**EXERCISE:**
Type out the material below exactly.

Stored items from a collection
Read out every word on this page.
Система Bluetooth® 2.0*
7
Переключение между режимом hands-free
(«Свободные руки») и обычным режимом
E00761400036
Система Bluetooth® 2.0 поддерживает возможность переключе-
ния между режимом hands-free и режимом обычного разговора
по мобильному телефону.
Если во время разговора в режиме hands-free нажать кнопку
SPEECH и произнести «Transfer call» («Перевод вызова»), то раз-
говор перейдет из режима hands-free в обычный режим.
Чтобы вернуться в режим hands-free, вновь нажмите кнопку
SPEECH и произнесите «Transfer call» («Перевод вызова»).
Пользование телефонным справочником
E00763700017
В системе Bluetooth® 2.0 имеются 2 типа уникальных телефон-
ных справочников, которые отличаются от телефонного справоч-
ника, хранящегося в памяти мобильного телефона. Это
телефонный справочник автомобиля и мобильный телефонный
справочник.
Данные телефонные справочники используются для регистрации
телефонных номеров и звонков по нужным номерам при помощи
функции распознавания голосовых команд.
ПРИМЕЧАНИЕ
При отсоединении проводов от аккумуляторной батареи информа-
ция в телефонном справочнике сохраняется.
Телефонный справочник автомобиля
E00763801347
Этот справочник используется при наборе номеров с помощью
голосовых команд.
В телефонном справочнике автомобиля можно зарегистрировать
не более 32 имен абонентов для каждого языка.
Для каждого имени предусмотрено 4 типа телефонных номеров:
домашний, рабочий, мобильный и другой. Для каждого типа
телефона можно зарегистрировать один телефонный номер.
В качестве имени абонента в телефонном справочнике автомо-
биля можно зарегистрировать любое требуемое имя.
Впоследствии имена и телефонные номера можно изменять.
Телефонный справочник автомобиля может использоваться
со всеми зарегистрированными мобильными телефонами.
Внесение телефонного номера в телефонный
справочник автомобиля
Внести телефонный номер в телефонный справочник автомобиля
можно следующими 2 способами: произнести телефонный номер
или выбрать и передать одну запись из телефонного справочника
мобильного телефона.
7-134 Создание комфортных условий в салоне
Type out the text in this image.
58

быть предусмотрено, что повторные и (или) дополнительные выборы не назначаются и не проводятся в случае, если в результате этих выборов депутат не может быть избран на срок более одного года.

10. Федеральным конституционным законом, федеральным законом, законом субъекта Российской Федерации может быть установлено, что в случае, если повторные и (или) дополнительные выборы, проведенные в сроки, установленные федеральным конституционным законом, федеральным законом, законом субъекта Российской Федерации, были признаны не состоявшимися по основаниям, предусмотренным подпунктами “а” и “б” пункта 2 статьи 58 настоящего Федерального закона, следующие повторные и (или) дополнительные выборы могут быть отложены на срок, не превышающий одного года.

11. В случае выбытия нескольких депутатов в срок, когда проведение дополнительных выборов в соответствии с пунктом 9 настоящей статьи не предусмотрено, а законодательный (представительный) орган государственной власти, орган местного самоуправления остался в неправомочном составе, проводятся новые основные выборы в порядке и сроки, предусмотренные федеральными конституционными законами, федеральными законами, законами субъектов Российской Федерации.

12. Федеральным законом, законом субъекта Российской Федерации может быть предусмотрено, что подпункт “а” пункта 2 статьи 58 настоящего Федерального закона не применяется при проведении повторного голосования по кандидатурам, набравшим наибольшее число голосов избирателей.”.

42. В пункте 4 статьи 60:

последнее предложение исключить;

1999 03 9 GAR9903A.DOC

**EXERCISE SOLUTION:**
Read out every word on this page.
Система Bluetooth® 2.0*
7
Переключение между режимом hands-free
(«Свободные руки») и обычным режимом
E00761400036
Система Bluetooth® 2.0 поддерживает возможность переключе-
ния между режимом hands-free и режимом обычного разговора
по мобильному телефону.
Если во время разговора в режиме hands-free нажать кнопку
SPEECH и произнести «Transfer call» («Перевод вызова»), то раз-
говор перейдет из режима hands-free в обычный режим.
Чтобы вернуться в режим hands-free, вновь нажмите кнопку
SPEECH и произнесите «Transfer call» («Перевод вызова»).
Пользование телефонным справочником
E00763700017
В системе Bluetooth® 2.0 имеются 2 типа уникальных телефон-
ных справочников, которые отличаются от телефонного справоч-
ника, хранящегося в памяти мобильного телефона. Это
телефонный справочник автомобиля и мобильный телефонный
справочник.
Данные телефонные справочники используются для регистрации
телефонных номеров и звонков по нужным номерам при помощи
функции распознавания голосовых команд.
ПРИМЕЧАНИЕ
При отсоединении проводов от аккумуляторной батареи информа-
ция в телефонном справочнике сохраняется.
Телефонный справочник автомобиля
E00763801347
Этот справочник используется при наборе номеров с помощью
голосовых команд.
В телефонном справочнике автомобиля можно зарегистрировать
не более 32 имен абонентов для каждого языка.
Для каждого имени предусмотрено 4 типа телефонных номеров:
домашний, рабочий, мобильный и другой. Для каждого типа
телефона можно зарегистрировать один телефонный номер.
В качестве имени абонента в телефонном справочнике автомо-
биля можно зарегистрировать любое требуемое имя.
Впоследствии имена и телефонные номера можно изменять.
Телефонный справочник автомобиля может использоваться
со всеми зарегистрированными мобильными телефонами.
Внесение телефонного номера в телефонный
справочник автомобиля
Внести телефонный номер в телефонный справочник автомобиля
можно следующими 2 способами: произнести телефонный номер
или выбрать и передать одну запись из телефонного справочника
мобильного телефона.
7-134 Создание комфортных условий в салоне
Type out the text in this image.
58

быть предусмотрено, что повторные и (или) дополнительные выборы не назначаются и не проводятся в случае, если в результате этих выборов депутат не может быть избран на срок более одного года.

10. Федеральным конституционным законом, федеральным законом, законом субъекта Российской Федерации может быть установлено, что в случае, если повторные и (или) дополнительные выборы, проведенные в сроки, установленные федеральным конституционным законом, федеральным законом, законом субъекта Российской Федерации, были признаны не состоявшимися по основаниям, предусмотренным подпунктами “а” и “б” пункта 2 статьи 58 настоящего Федерального закона, следующие повторные и (или) дополнительные выборы могут быть отложены на срок, не превышающий одного года.

11. В случае выбытия нескольких депутатов в срок, когда проведение дополнительных выборов в соответствии с пунктом 9 настоящей статьи не предусмотрено, а законодательный (представительный) орган государственной власти, орган местного самоуправления остался в неправомочном составе, проводятся новые основные выборы в порядке и сроки, предусмотренные федеральными конституционными законами, федеральными законами, законами субъектов Российской Федерации.

12. Федеральным законом, законом субъекта Российской Федерации может быть предусмотрено, что подпункт “а” пункта 2 статьи 58 настоящего Федерального закона не применяется при проведении повторного голосования по кандидатурам, набравшим наибольшее число голосов избирателей.”.

42. В пункте 4 статьи 60:

последнее предложение исключить;

1999 03 9 GAR9903A.DOC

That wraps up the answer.